Pick out every line holding the string "Calculator" and copy it.

○ ○ ○ ○ ○

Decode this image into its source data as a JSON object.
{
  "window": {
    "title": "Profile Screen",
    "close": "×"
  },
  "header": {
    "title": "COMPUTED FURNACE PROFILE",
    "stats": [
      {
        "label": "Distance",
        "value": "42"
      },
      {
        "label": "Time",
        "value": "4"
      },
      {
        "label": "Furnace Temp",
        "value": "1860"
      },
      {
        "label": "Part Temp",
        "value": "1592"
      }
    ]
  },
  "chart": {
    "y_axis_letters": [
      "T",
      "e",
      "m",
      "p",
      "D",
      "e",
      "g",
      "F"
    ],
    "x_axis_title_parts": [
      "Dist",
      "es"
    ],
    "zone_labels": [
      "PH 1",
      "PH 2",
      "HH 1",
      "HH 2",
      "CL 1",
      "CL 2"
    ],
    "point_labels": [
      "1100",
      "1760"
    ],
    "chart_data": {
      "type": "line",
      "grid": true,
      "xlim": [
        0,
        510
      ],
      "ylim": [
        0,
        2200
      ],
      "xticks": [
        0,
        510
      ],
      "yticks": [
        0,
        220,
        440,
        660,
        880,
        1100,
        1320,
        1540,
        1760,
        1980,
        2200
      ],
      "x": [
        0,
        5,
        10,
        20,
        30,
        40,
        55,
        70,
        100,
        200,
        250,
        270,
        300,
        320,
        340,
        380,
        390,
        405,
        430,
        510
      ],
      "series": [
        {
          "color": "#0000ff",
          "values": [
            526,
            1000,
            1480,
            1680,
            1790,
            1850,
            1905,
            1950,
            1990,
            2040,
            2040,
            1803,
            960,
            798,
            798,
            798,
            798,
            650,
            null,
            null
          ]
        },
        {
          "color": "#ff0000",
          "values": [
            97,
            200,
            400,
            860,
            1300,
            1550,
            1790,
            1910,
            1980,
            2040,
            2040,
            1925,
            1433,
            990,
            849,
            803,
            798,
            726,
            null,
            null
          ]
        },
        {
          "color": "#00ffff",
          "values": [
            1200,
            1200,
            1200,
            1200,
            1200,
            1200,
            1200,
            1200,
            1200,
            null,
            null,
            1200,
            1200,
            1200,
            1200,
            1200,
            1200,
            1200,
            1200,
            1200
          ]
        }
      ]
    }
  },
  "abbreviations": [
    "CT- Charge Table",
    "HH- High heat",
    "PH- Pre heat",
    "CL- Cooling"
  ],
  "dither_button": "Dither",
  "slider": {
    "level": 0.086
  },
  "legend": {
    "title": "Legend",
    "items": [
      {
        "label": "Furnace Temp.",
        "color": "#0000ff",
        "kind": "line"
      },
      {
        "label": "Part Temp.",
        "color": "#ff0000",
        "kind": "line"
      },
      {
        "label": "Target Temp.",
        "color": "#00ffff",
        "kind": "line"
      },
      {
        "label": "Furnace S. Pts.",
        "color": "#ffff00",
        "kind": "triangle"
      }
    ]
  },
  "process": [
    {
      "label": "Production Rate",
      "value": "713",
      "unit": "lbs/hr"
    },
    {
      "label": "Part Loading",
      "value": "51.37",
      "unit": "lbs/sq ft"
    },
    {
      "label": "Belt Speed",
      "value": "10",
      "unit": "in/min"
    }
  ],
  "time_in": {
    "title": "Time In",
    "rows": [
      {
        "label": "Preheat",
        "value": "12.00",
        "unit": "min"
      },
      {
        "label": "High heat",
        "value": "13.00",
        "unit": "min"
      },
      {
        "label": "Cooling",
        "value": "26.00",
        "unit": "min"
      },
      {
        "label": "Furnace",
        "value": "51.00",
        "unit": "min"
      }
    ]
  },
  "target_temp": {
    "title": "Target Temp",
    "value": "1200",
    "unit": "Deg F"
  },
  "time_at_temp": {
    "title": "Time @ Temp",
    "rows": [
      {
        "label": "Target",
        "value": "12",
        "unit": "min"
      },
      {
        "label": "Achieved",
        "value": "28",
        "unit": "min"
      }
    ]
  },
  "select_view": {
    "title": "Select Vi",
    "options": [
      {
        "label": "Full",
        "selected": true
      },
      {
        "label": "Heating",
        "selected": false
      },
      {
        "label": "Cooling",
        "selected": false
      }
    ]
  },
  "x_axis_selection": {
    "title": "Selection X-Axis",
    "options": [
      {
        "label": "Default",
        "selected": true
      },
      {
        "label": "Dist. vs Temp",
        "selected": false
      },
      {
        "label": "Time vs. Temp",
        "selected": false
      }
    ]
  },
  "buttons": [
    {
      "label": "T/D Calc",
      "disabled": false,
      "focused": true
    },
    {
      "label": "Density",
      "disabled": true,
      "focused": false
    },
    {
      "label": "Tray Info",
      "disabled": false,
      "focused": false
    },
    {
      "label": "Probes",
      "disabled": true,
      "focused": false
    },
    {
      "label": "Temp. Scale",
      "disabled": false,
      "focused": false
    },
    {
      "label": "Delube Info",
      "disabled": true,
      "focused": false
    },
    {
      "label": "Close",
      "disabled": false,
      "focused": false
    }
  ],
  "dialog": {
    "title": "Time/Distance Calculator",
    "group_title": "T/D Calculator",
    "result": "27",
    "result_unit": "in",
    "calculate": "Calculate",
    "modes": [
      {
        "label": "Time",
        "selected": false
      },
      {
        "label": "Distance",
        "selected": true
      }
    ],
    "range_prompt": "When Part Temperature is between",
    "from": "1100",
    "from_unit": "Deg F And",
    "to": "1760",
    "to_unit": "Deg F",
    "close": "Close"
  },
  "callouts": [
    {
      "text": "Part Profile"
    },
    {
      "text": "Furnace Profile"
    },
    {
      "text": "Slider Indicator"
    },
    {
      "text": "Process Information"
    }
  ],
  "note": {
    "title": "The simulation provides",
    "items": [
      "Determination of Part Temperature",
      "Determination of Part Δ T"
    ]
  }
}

○ ○ ○ ○ ○

▶ **RESULT OF THE TASK**:
    "title": "Time/Distance Calculator",
    "group_title": "T/D Calculator",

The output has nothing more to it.